** START Task inputs **
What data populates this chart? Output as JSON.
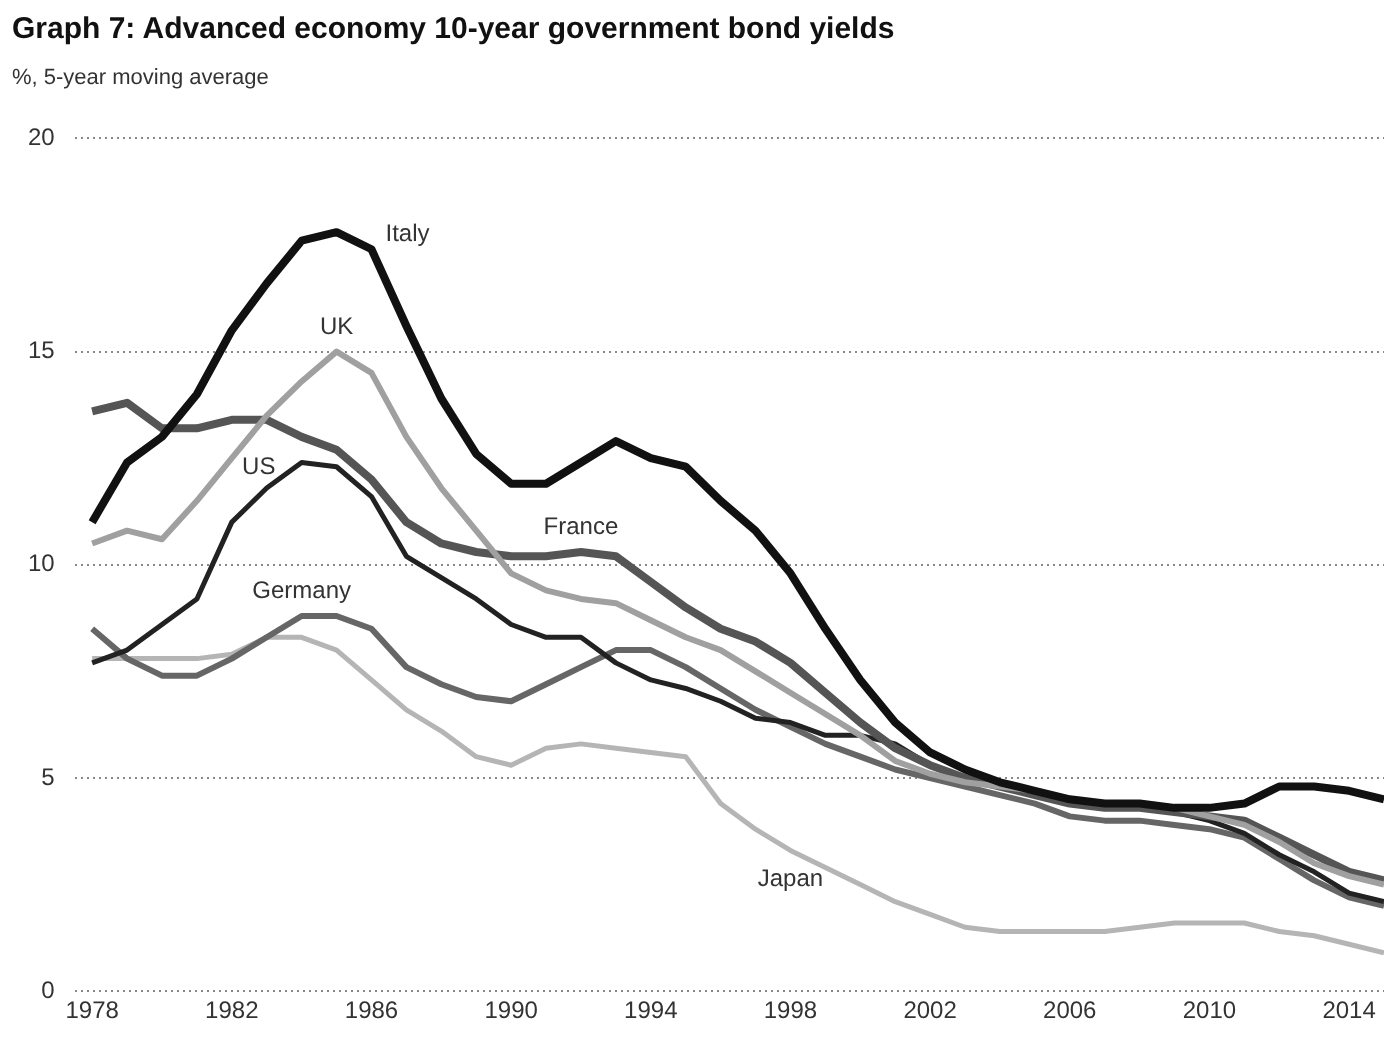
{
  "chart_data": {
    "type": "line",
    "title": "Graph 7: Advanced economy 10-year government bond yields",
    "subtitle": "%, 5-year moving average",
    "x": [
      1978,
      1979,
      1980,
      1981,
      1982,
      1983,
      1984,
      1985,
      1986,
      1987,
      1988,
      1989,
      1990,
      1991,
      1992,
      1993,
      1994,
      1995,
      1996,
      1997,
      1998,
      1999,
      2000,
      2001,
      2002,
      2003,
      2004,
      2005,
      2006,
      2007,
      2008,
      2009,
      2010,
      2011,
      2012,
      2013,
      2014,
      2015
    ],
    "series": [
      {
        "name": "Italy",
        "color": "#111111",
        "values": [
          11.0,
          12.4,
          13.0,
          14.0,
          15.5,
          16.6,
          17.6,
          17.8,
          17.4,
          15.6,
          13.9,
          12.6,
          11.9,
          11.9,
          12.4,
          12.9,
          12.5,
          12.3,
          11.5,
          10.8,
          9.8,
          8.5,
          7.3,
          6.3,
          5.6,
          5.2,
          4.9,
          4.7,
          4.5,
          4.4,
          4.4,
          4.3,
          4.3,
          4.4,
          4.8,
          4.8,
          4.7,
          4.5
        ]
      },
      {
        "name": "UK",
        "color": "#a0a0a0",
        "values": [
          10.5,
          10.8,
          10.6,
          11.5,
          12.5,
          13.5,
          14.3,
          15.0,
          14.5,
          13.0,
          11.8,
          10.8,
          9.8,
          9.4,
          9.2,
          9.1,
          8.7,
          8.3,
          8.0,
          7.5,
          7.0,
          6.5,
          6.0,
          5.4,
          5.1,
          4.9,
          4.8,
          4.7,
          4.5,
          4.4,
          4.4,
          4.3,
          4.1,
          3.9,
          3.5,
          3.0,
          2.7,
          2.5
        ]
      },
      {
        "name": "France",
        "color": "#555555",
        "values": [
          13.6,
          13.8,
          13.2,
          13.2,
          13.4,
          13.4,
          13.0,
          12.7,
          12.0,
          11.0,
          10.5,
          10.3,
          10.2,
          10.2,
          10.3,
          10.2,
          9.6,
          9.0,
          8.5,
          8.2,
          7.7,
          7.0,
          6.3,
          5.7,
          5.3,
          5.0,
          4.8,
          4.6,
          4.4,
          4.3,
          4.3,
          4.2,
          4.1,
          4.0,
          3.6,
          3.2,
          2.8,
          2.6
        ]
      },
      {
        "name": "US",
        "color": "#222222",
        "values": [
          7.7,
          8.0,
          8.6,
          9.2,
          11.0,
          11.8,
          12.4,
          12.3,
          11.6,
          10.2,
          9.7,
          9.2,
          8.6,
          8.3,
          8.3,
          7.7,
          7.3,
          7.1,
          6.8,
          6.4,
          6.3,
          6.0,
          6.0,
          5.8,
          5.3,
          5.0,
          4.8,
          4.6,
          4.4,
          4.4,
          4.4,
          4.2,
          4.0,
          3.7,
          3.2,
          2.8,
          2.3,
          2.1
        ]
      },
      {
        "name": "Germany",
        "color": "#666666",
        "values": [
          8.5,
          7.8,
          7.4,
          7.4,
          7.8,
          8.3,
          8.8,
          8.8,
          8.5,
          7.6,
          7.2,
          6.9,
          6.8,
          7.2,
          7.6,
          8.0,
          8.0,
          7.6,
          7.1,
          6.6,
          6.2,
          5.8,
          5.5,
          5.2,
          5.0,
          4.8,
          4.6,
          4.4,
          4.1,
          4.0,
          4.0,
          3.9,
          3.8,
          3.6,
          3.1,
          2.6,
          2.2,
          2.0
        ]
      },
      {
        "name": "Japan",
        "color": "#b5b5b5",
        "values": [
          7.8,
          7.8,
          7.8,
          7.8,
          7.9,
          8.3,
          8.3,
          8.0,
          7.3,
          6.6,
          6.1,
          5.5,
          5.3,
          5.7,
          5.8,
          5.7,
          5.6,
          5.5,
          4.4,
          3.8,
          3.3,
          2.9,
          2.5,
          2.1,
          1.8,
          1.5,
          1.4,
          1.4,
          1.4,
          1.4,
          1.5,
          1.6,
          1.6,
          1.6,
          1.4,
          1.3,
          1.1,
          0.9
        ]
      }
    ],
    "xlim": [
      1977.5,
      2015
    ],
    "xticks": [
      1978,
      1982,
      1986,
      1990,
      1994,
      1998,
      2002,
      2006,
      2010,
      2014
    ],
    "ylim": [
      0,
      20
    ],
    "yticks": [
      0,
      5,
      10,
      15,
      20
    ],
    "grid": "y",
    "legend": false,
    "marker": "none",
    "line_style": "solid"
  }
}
** END Task inputs **
Task instructions:
Pick out each line above that includes "year" and show it.

Response for this exercise:
    "title": "Graph 7: Advanced economy 10-year government bond yields",
    "subtitle": "%, 5-year moving average",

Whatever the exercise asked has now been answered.